● What the exercise asks:
Reproduce the records word for word, from the first line through the line containing "user-row: dayanajaimes55 17", including both of those lines.

═══ Records to use

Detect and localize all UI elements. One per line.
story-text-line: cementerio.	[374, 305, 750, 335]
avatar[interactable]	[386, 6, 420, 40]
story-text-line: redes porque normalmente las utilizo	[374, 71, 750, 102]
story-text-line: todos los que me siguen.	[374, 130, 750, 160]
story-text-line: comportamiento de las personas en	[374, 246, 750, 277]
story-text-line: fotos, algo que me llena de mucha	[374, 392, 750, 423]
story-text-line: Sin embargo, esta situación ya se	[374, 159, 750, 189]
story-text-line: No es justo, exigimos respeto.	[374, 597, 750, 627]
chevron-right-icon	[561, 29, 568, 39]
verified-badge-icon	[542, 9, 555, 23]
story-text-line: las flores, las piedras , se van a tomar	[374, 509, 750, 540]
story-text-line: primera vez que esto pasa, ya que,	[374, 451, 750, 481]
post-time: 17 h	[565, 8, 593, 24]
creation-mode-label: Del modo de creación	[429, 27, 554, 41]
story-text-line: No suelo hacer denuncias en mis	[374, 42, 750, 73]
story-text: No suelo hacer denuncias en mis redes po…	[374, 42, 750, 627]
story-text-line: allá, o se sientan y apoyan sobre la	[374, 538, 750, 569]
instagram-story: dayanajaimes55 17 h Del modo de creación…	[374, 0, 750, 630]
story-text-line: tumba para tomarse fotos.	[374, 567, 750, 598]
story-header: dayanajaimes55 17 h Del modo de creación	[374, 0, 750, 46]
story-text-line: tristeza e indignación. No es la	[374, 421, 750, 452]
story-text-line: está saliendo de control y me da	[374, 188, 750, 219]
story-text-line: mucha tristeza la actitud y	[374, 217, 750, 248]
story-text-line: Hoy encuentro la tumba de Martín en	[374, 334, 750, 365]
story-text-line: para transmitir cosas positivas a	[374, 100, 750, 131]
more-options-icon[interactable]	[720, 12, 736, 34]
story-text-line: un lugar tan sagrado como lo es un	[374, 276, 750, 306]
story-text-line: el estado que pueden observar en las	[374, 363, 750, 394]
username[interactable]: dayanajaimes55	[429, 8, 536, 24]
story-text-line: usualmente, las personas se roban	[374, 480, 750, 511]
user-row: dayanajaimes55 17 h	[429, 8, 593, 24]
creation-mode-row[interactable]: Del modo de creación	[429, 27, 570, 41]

══════

● Result for this task:
Detect and localize all UI elements. One per line.
story-text-line: cementerio.	[374, 305, 750, 335]
avatar[interactable]	[386, 6, 420, 40]
story-text-line: redes porque normalmente las utilizo	[374, 71, 750, 102]
story-text-line: todos los que me siguen.	[374, 130, 750, 160]
story-text-line: comportamiento de las personas en	[374, 246, 750, 277]
story-text-line: fotos, algo que me llena de mucha	[374, 392, 750, 423]
story-text-line: Sin embargo, esta situación ya se	[374, 159, 750, 189]
story-text-line: No es justo, exigimos respeto.	[374, 597, 750, 627]
chevron-right-icon	[561, 29, 568, 39]
verified-badge-icon	[542, 9, 555, 23]
story-text-line: las flores, las piedras , se van a tomar	[374, 509, 750, 540]
story-text-line: primera vez que esto pasa, ya que,	[374, 451, 750, 481]
post-time: 17 h	[565, 8, 593, 24]
creation-mode-label: Del modo de creación	[429, 27, 554, 41]
story-text-line: No suelo hacer denuncias en mis	[374, 42, 750, 73]
story-text: No suelo hacer denuncias en mis redes po…	[374, 42, 750, 627]
story-text-line: allá, o se sientan y apoyan sobre la	[374, 538, 750, 569]
instagram-story: dayanajaimes55 17 h Del modo de creación…	[374, 0, 750, 630]
story-text-line: tumba para tomarse fotos.	[374, 567, 750, 598]
story-header: dayanajaimes55 17 h Del modo de creación	[374, 0, 750, 46]
story-text-line: tristeza e indignación. No es la	[374, 421, 750, 452]
story-text-line: está saliendo de control y me da	[374, 188, 750, 219]
story-text-line: mucha tristeza la actitud y	[374, 217, 750, 248]
story-text-line: Hoy encuentro la tumba de Martín en	[374, 334, 750, 365]
story-text-line: para transmitir cosas positivas a	[374, 100, 750, 131]
more-options-icon[interactable]	[720, 12, 736, 34]
story-text-line: un lugar tan sagrado como lo es un	[374, 276, 750, 306]
story-text-line: el estado que pueden observar en las	[374, 363, 750, 394]
username[interactable]: dayanajaimes55	[429, 8, 536, 24]
story-text-line: usualmente, las personas se roban	[374, 480, 750, 511]
user-row: dayanajaimes55 17 h	[429, 8, 593, 24]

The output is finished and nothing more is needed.